**WRITTEN INSTRUCTION:**
The listing beneath should be written out in full, exactly as shown.

□ □ □

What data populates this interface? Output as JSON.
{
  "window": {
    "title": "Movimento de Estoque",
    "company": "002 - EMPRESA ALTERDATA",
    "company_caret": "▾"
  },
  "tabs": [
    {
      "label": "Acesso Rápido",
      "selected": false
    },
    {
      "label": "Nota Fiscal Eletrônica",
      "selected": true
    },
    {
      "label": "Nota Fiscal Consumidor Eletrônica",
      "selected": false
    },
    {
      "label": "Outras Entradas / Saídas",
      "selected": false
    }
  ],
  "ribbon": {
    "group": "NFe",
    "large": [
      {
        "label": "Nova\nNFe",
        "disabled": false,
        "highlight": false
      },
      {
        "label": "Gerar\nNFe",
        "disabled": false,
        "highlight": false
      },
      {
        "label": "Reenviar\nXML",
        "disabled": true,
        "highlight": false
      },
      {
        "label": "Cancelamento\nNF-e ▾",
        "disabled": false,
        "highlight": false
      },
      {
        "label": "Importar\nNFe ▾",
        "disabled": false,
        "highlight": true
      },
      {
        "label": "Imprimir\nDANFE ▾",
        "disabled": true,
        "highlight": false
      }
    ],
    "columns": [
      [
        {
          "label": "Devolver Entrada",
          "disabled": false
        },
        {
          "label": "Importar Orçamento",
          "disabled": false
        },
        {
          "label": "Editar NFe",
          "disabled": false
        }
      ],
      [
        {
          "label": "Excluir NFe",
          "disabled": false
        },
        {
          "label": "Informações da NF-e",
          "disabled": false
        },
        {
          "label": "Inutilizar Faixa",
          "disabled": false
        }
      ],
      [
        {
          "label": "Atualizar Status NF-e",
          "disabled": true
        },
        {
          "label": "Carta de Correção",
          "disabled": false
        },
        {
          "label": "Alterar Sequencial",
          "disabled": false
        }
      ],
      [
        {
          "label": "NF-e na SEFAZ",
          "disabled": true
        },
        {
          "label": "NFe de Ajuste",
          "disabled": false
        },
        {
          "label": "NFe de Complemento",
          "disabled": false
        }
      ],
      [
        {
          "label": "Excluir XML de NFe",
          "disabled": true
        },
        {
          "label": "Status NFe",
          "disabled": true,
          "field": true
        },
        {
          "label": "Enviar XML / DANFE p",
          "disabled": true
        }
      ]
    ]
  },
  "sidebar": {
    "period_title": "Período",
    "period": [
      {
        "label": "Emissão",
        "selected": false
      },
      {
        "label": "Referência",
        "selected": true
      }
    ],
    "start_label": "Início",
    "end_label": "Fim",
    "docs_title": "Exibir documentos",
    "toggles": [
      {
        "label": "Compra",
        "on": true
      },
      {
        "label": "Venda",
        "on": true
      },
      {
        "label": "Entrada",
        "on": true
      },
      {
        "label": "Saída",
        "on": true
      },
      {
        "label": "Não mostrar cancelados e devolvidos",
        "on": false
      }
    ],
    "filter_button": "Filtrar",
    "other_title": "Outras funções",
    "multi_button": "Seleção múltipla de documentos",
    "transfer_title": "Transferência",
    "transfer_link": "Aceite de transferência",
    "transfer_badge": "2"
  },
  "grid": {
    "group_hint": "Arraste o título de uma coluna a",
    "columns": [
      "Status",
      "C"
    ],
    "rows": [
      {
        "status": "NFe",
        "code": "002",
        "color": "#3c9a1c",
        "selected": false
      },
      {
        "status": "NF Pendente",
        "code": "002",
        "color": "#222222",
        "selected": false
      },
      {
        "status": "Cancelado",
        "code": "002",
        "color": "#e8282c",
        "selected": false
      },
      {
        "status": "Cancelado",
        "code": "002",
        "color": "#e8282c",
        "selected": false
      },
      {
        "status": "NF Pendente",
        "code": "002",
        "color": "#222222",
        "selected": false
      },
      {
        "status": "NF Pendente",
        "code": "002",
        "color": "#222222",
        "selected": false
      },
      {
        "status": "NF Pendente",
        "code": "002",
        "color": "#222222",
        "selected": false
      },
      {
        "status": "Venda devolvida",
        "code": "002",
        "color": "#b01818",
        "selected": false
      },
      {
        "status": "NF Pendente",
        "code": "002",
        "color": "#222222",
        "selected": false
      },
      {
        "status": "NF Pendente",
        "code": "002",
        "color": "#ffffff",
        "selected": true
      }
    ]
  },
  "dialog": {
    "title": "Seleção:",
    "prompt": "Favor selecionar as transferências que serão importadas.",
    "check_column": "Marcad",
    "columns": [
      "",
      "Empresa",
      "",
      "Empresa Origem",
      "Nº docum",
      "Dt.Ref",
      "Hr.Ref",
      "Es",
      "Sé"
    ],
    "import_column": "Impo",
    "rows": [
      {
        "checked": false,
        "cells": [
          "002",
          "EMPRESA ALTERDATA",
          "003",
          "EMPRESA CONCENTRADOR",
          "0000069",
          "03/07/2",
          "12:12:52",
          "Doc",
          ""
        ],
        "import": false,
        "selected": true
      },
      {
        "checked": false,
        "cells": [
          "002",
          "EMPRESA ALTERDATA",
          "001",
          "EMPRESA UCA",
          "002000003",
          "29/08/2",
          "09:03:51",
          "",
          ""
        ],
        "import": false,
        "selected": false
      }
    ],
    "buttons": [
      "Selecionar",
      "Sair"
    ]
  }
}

□ □ □

**OUTPUT FOR THIS EXERCISE:**
What data populates this interface? Output as JSON.
{
  "window": {
    "title": "Movimento de Estoque",
    "company": "002 - EMPRESA ALTERDATA",
    "company_caret": "▾"
  },
  "tabs": [
    {
      "label": "Acesso Rápido",
      "selected": false
    },
    {
      "label": "Nota Fiscal Eletrônica",
      "selected": true
    },
    {
      "label": "Nota Fiscal Consumidor Eletrônica",
      "selected": false
    },
    {
      "label": "Outras Entradas / Saídas",
      "selected": false
    }
  ],
  "ribbon": {
    "group": "NFe",
    "large": [
      {
        "label": "Nova\nNFe",
        "disabled": false,
        "highlight": false
      },
      {
        "label": "Gerar\nNFe",
        "disabled": false,
        "highlight": false
      },
      {
        "label": "Reenviar\nXML",
        "disabled": true,
        "highlight": false
      },
      {
        "label": "Cancelamento\nNF-e ▾",
        "disabled": false,
        "highlight": false
      },
      {
        "label": "Importar\nNFe ▾",
        "disabled": false,
        "highlight": true
      },
      {
        "label": "Imprimir\nDANFE ▾",
        "disabled": true,
        "highlight": false
      }
    ],
    "columns": [
      [
        {
          "label": "Devolver Entrada",
          "disabled": false
        },
        {
          "label": "Importar Orçamento",
          "disabled": false
        },
        {
          "label": "Editar NFe",
          "disabled": false
        }
      ],
      [
        {
          "label": "Excluir NFe",
          "disabled": false
        },
        {
          "label": "Informações da NF-e",
          "disabled": false
        },
        {
          "label": "Inutilizar Faixa",
          "disabled": false
        }
      ],
      [
        {
          "label": "Atualizar Status NF-e",
          "disabled": true
        },
        {
          "label": "Carta de Correção",
          "disabled": false
        },
        {
          "label": "Alterar Sequencial",
          "disabled": false
        }
      ],
      [
        {
          "label": "NF-e na SEFAZ",
          "disabled": true
        },
        {
          "label": "NFe de Ajuste",
          "disabled": false
        },
        {
          "label": "NFe de Complemento",
          "disabled": false
        }
      ],
      [
        {
          "label": "Excluir XML de NFe",
          "disabled": true
        },
        {
          "label": "Status NFe",
          "disabled": true,
          "field": true
        },
        {
          "label": "Enviar XML / DANFE p",
          "disabled": true
        }
      ]
    ]
  },
  "sidebar": {
    "period_title": "Período",
    "period": [
      {
        "label": "Emissão",
        "selected": false
      },
      {
        "label": "Referência",
        "selected": true
      }
    ],
    "start_label": "Início",
    "end_label": "Fim",
    "docs_title": "Exibir documentos",
    "toggles": [
      {
        "label": "Compra",
        "on": true
      },
      {
        "label": "Venda",
        "on": true
      },
      {
        "label": "Entrada",
        "on": true
      },
      {
        "label": "Saída",
        "on": true
      },
      {
        "label": "Não mostrar cancelados e devolvidos",
        "on": false
      }
    ],
    "filter_button": "Filtrar",
    "other_title": "Outras funções",
    "multi_button": "Seleção múltipla de documentos",
    "transfer_title": "Transferência",
    "transfer_link": "Aceite de transferência",
    "transfer_badge": "2"
  },
  "grid": {
    "group_hint": "Arraste o título de uma coluna a",
    "columns": [
      "Status",
      "C"
    ],
    "rows": [
      {
        "status": "NFe",
        "code": "002",
        "color": "#3c9a1c",
        "selected": false
      },
      {
        "status": "NF Pendente",
        "code": "002",
        "color": "#222222",
        "selected": false
      },
      {
        "status": "Cancelado",
        "code": "002",
        "color": "#e8282c",
        "selected": false
      },
      {
        "status": "Cancelado",
        "code": "002",
        "color": "#e8282c",
        "selected": false
      },
      {
        "status": "NF Pendente",
        "code": "002",
        "color": "#222222",
        "selected": false
      },
      {
        "status": "NF Pendente",
        "code": "002",
        "color": "#222222",
        "selected": false
      },
      {
        "status": "NF Pendente",
        "code": "002",
        "color": "#222222",
        "selected": false
      },
      {
        "status": "Venda devolvida",
        "code": "002",
        "color": "#b01818",
        "selected": false
      },
      {
        "status": "NF Pendente",
        "code": "002",
        "color": "#222222",
        "selected": false
      },
      {
        "status": "NF Pendente",
        "code": "002",
        "color": "#ffffff",
        "selected": true
      }
    ]
  },
  "dialog": {
    "title": "Seleção:",
    "prompt": "Favor selecionar as transferências que serão importadas.",
    "check_column": "Marcad",
    "columns": [
      "",
      "Empresa",
      "",
      "Empresa Origem",
      "Nº docum",
      "Dt.Ref",
      "Hr.Ref",
      "Es",
      "Sé"
    ],
    "import_column": "Impo",
    "rows": [
      {
        "checked": false,
        "cells": [
          "002",
          "EMPRESA ALTERDATA",
          "003",
          "EMPRESA CONCENTRADOR",
          "0000069",
          "03/07/2",
          "12:12:52",
          "Doc",
          ""
        ],
        "import": false,
        "selected": true
      },
      {
        "checked": false,
        "cells": [
          "002",
          "EMPRESA ALTERDATA",
          "001",
          "EMPRESA UCA",
          "002000003",
          "29/08/2",
          "09:03:51",
          "",
          ""
        ],
        "import": false,
        "selected": false
      }
    ],
    "buttons": [
      "Selecionar",
      "Sair"
    ]
  }
}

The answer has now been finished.